■ CHALLENGE ■
Out of the lines below, please list those that hold the string "would".

■ Extracted records ■
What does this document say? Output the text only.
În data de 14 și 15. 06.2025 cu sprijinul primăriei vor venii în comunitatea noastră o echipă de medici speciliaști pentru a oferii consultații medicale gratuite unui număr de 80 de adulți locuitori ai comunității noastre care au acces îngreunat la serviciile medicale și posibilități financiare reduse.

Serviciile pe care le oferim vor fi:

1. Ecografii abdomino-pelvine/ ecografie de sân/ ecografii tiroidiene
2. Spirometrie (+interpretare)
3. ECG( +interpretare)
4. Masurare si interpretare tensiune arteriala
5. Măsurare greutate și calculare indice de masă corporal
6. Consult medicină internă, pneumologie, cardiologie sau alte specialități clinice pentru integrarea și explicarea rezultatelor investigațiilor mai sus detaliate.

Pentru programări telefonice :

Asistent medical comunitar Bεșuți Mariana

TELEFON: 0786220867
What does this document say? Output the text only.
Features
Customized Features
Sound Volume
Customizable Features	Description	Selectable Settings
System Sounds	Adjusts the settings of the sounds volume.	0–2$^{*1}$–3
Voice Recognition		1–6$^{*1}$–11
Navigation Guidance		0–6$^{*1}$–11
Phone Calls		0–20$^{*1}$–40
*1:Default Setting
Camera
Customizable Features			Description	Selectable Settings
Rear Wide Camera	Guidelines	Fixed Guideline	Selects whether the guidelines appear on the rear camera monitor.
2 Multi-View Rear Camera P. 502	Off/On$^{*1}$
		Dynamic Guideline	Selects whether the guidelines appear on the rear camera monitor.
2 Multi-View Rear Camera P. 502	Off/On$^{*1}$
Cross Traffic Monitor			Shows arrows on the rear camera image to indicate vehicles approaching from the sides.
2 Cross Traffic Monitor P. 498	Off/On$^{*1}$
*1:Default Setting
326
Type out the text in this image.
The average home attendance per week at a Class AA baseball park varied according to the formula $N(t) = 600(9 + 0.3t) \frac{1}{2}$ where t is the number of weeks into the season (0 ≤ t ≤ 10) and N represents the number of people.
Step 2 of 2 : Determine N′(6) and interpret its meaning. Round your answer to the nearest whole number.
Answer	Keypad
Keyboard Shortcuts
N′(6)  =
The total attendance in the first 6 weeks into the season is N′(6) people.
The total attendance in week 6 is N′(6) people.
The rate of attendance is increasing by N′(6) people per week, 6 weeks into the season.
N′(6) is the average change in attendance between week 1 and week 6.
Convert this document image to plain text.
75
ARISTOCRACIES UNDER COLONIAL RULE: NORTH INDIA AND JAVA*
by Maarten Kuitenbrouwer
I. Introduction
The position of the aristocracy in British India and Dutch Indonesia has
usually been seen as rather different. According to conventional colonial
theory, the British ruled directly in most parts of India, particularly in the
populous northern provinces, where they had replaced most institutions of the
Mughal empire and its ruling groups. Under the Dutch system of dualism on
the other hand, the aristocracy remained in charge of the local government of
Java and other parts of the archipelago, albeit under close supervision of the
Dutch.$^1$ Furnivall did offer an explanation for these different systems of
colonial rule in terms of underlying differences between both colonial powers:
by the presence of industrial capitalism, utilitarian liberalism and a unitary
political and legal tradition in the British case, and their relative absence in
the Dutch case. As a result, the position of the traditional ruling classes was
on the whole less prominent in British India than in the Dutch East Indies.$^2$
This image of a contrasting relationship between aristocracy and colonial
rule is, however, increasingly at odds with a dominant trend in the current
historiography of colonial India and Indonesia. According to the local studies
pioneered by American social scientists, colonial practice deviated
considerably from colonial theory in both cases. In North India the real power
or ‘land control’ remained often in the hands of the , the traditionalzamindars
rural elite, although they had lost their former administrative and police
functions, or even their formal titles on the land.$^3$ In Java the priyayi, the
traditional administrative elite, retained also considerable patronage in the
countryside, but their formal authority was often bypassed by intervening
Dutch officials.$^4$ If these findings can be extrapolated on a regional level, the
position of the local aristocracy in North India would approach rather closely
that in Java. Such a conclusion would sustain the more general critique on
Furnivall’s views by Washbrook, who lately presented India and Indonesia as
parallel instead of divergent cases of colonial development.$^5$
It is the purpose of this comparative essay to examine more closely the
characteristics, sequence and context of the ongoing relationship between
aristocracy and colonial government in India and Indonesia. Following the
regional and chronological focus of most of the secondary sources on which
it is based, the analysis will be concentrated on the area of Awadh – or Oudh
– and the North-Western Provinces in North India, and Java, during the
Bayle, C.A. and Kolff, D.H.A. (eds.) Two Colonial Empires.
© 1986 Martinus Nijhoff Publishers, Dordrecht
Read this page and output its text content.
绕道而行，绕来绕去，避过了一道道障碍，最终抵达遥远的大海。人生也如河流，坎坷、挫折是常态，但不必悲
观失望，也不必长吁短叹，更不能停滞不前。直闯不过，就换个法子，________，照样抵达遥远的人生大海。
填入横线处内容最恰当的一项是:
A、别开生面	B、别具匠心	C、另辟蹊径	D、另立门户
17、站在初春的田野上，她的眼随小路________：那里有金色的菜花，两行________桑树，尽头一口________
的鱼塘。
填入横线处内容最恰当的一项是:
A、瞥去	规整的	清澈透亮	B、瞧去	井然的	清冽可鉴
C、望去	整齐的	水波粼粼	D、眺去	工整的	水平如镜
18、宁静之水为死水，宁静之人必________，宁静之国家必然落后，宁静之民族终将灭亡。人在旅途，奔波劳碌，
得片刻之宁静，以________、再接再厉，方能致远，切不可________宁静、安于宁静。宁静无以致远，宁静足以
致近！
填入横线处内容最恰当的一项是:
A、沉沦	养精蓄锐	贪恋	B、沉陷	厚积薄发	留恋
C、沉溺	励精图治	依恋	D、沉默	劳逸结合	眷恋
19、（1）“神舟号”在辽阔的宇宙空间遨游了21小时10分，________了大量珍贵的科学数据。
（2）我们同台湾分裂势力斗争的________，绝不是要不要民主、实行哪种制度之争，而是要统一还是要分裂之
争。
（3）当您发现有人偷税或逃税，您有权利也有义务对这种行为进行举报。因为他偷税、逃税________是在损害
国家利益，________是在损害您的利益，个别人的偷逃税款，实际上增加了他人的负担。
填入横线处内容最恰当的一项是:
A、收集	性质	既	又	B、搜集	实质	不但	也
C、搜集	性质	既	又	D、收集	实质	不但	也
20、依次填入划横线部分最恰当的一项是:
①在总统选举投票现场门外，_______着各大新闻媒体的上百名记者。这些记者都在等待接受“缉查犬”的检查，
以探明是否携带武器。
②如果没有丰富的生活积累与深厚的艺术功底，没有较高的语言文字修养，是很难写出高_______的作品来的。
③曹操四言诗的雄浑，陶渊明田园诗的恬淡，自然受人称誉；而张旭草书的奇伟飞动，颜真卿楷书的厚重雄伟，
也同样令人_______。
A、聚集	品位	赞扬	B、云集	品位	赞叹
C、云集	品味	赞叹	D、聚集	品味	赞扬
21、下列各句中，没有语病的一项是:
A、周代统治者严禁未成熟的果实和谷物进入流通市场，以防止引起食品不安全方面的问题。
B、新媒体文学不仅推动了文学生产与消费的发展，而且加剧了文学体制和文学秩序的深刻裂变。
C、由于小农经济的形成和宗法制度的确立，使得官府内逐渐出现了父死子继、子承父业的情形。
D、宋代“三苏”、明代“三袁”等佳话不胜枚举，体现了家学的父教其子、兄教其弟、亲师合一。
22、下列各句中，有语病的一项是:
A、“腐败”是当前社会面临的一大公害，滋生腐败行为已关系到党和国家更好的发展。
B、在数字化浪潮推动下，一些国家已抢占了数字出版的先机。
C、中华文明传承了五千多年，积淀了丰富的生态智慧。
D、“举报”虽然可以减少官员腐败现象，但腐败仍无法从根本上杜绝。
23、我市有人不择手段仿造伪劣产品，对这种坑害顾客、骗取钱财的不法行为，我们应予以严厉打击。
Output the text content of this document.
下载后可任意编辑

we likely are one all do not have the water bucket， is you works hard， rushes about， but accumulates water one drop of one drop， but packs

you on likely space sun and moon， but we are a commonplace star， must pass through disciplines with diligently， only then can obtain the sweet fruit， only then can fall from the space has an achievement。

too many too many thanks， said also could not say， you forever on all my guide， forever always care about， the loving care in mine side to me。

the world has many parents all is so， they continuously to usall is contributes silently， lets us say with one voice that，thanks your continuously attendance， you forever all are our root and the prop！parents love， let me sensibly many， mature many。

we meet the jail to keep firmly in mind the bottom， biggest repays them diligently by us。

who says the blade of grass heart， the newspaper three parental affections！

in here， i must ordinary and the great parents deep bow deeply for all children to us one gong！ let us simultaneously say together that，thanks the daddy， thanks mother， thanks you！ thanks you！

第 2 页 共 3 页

■ IN RESPONSE ■
position of the local aristocracy in North India would approach rather closely
that in Java. Such a conclusion would sustain the more general critique on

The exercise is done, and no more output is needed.